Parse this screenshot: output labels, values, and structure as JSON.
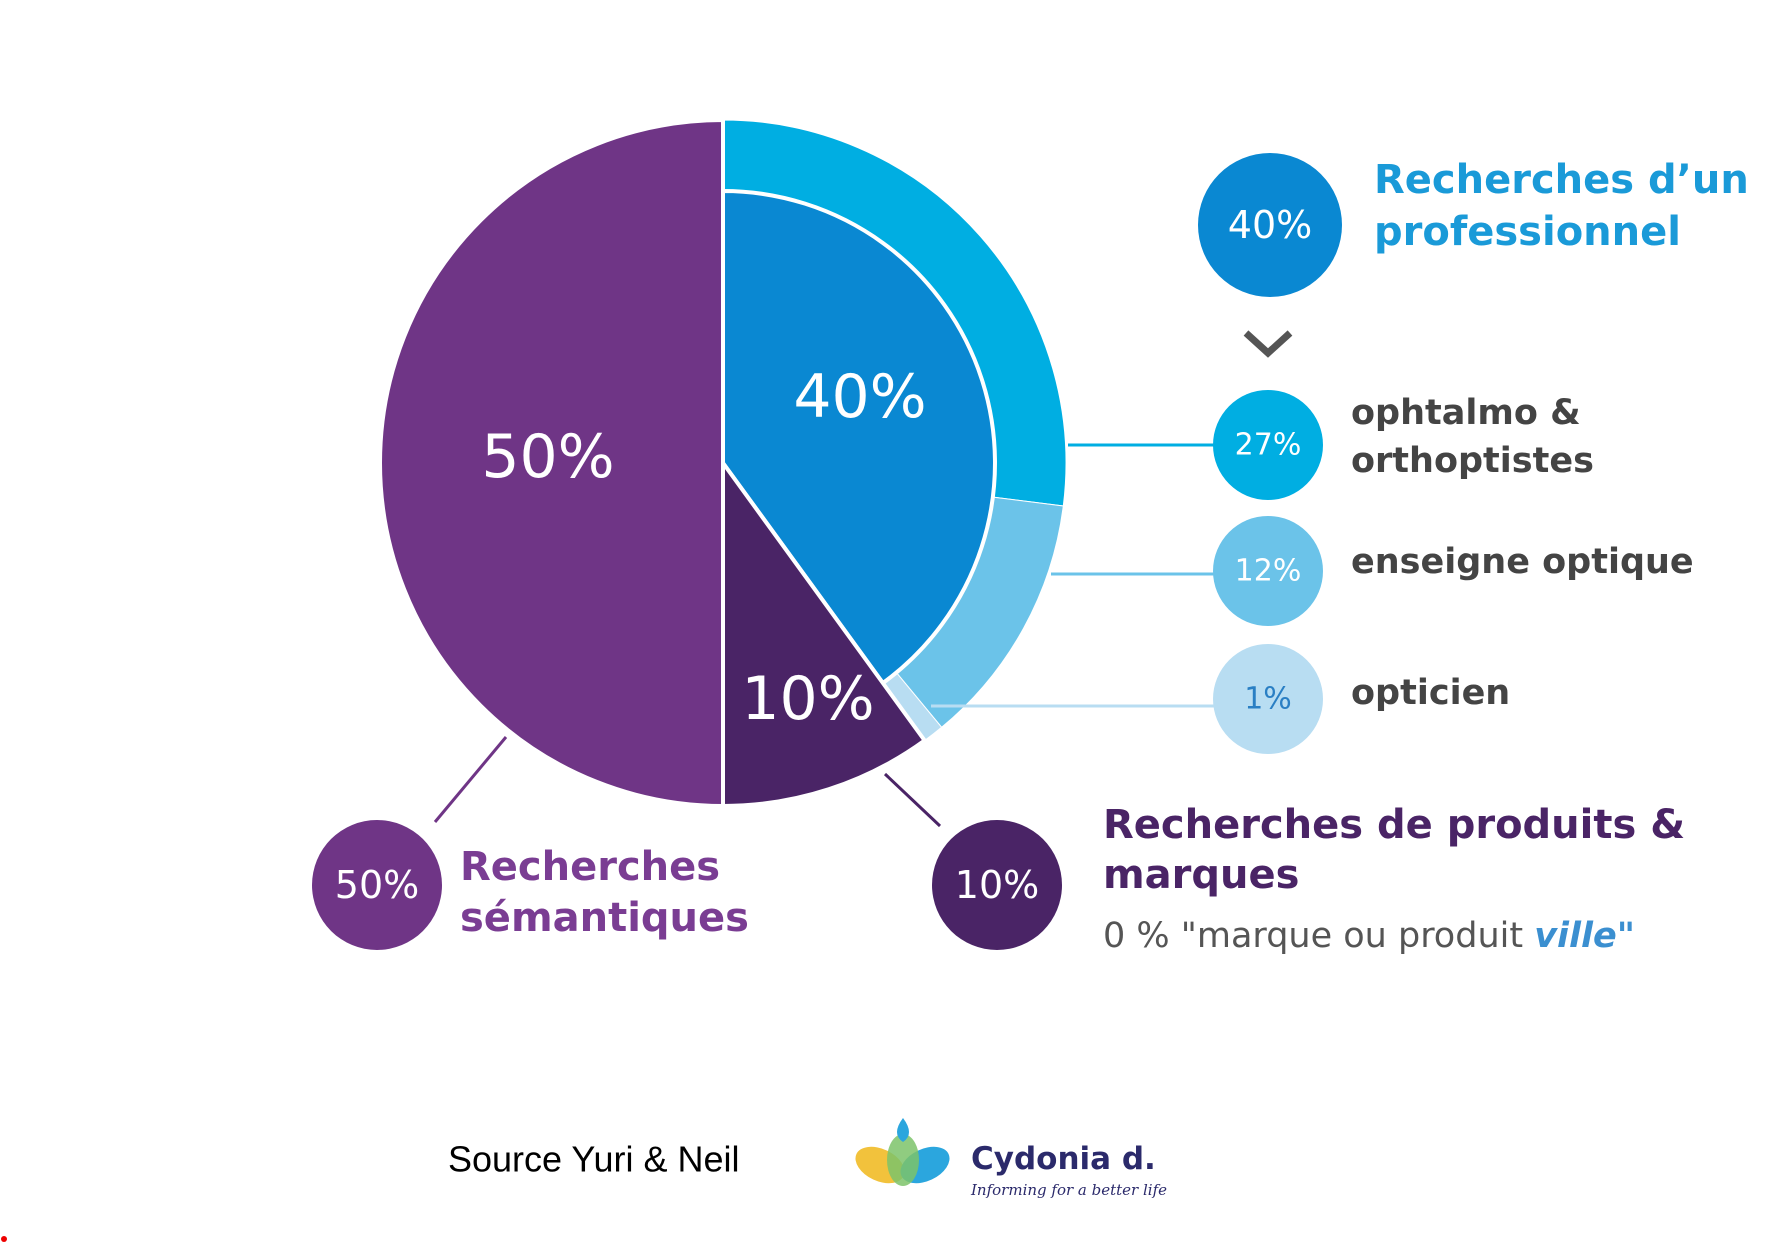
{
  "chart_data": {
    "type": "pie",
    "categories": [
      "Recherches d’un professionnel",
      "Recherches de produits & marques",
      "Recherches sémantiques"
    ],
    "values": [
      40,
      10,
      50
    ],
    "value_labels": [
      "40%",
      "10%",
      "50%"
    ],
    "colors": [
      "#0a88d2",
      "#4a2466",
      "#6f3586"
    ],
    "breakdown": {
      "categories": [
        "ophtalmo & orthoptistes",
        "enseigne optique",
        "opticien"
      ],
      "values": [
        27,
        12,
        1
      ],
      "value_labels": [
        "27%",
        "12%",
        "1%"
      ],
      "colors": [
        "#00aee2",
        "#6bc3e9",
        "#b8ddf2"
      ]
    },
    "annotation": [
      "0 % \"marque ou produit ",
      "ville\""
    ]
  },
  "footer": {
    "source": "Source Yuri & Neil",
    "logo_name": "Cydonia d.",
    "logo_tagline": "Informing for a better life"
  }
}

### Your instructions
Except for the pictures, copy every line of the records above exactly.

### Written solution
Parse this screenshot: output labels, values, and structure as JSON.
{
  "chart_data": {
    "type": "pie",
    "categories": [
      "Recherches d’un professionnel",
      "Recherches de produits & marques",
      "Recherches sémantiques"
    ],
    "values": [
      40,
      10,
      50
    ],
    "value_labels": [
      "40%",
      "10%",
      "50%"
    ],
    "colors": [
      "#0a88d2",
      "#4a2466",
      "#6f3586"
    ],
    "breakdown": {
      "categories": [
        "ophtalmo & orthoptistes",
        "enseigne optique",
        "opticien"
      ],
      "values": [
        27,
        12,
        1
      ],
      "value_labels": [
        "27%",
        "12%",
        "1%"
      ],
      "colors": [
        "#00aee2",
        "#6bc3e9",
        "#b8ddf2"
      ]
    },
    "annotation": [
      "0 % \"marque ou produit ",
      "ville\""
    ]
  },
  "footer": {
    "source": "Source Yuri & Neil",
    "logo_name": "Cydonia d.",
    "logo_tagline": "Informing for a better life"
  }
}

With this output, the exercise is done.